Copy the data word for word, from the very start down to and including the line containing "672, 1062, 775]".

'''

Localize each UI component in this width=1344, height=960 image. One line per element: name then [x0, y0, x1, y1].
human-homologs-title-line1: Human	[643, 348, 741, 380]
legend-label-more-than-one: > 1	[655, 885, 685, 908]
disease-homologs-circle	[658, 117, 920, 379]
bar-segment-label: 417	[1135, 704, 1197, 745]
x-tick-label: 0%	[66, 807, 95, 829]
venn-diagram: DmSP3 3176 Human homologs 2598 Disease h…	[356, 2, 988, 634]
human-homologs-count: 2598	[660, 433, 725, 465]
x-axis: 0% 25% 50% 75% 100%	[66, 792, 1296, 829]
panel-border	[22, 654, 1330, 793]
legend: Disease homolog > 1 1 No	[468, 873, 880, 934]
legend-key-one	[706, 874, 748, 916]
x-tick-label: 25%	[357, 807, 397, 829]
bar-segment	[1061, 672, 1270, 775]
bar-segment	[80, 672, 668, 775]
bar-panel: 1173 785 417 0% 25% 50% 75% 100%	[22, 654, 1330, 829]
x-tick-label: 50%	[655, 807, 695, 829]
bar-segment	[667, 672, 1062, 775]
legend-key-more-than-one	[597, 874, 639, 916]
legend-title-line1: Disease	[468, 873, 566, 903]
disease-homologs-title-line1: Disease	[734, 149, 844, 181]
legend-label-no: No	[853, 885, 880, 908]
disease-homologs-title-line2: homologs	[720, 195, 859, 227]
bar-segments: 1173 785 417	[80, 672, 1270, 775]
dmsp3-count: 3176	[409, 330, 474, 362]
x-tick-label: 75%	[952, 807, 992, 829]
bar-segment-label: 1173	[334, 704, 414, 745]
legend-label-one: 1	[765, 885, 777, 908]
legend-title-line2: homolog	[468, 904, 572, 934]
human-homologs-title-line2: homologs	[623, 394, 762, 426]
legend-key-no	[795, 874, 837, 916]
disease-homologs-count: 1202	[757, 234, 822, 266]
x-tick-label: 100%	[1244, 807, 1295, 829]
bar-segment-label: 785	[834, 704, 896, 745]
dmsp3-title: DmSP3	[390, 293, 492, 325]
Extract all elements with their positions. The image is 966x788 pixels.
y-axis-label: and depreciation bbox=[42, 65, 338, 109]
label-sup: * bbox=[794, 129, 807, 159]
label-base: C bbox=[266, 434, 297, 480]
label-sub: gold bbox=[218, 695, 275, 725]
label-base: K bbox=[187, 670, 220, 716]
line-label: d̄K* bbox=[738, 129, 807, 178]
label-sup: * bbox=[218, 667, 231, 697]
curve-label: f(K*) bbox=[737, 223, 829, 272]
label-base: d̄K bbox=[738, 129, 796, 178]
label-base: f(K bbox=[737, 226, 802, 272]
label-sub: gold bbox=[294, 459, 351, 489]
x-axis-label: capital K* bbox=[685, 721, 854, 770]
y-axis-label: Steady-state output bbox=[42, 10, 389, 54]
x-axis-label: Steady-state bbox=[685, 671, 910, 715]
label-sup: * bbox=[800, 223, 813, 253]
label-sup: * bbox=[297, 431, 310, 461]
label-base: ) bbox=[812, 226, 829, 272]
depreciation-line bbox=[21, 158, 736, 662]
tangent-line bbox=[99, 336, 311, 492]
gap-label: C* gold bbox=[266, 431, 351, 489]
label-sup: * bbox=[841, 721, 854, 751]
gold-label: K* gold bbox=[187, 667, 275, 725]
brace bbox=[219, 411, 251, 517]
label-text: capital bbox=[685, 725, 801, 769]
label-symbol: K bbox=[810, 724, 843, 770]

'''

EXPECTED ANSWER:
Localize each UI component in this width=1344, height=960 image. One line per element: name then [x0, y0, x1, y1].
human-homologs-title-line1: Human	[643, 348, 741, 380]
legend-label-more-than-one: > 1	[655, 885, 685, 908]
disease-homologs-circle	[658, 117, 920, 379]
bar-segment-label: 417	[1135, 704, 1197, 745]
x-tick-label: 0%	[66, 807, 95, 829]
venn-diagram: DmSP3 3176 Human homologs 2598 Disease h…	[356, 2, 988, 634]
human-homologs-count: 2598	[660, 433, 725, 465]
x-axis: 0% 25% 50% 75% 100%	[66, 792, 1296, 829]
panel-border	[22, 654, 1330, 793]
legend: Disease homolog > 1 1 No	[468, 873, 880, 934]
legend-key-one	[706, 874, 748, 916]
x-tick-label: 25%	[357, 807, 397, 829]
bar-segment	[1061, 672, 1270, 775]
bar-segment	[80, 672, 668, 775]
bar-panel: 1173 785 417 0% 25% 50% 75% 100%	[22, 654, 1330, 829]
x-tick-label: 50%	[655, 807, 695, 829]
bar-segment	[667, 672, 1062, 775]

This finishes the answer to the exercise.